BEGIN AVAILABLE DATA

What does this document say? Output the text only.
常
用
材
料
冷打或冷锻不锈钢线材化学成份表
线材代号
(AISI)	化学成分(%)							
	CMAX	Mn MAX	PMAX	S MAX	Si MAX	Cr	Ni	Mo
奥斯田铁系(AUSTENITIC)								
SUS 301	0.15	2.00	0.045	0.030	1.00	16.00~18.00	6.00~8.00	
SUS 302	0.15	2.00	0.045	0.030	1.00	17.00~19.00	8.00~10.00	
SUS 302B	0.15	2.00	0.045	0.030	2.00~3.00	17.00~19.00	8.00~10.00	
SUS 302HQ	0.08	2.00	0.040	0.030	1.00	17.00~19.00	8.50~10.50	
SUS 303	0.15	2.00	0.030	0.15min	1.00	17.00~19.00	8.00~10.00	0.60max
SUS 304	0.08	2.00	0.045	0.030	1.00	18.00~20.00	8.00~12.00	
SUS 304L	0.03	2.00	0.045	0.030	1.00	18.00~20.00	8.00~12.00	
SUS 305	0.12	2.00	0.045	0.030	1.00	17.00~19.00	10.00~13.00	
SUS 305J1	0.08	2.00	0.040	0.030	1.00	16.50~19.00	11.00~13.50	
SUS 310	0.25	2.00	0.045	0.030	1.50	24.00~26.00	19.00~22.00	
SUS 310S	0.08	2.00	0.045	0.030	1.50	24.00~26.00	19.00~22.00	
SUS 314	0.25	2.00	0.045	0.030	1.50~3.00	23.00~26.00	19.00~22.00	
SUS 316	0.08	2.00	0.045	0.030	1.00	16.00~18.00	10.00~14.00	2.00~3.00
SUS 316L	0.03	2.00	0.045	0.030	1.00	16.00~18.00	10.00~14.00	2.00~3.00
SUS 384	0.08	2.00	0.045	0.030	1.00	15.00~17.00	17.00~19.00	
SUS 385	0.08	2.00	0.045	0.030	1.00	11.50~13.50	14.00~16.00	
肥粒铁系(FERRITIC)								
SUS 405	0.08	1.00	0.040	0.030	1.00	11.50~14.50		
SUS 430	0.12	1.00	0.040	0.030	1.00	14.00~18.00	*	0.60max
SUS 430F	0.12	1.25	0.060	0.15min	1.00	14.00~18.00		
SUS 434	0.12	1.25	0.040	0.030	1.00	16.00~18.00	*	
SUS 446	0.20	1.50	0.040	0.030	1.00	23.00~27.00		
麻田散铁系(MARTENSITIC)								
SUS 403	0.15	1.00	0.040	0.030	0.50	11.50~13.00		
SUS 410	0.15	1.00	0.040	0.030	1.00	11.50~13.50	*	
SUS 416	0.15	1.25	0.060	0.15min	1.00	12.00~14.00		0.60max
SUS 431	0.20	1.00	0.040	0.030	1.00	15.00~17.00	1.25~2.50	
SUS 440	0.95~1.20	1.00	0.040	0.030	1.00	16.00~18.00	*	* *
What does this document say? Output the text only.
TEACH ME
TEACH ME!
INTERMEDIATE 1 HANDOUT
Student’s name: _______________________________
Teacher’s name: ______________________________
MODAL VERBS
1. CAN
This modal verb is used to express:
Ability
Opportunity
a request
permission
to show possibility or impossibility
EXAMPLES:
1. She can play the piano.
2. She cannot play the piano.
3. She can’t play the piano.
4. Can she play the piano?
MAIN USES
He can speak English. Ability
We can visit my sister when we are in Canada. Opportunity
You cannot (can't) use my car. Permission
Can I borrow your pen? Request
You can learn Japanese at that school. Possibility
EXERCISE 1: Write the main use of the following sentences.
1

END AVAILABLE DATA

> [STATED PROBLEM]: Check each line of the entries for the string "Ability". Copy the lines that have it.

> [RIGHT ANSWER]:
Ability
He can speak English. Ability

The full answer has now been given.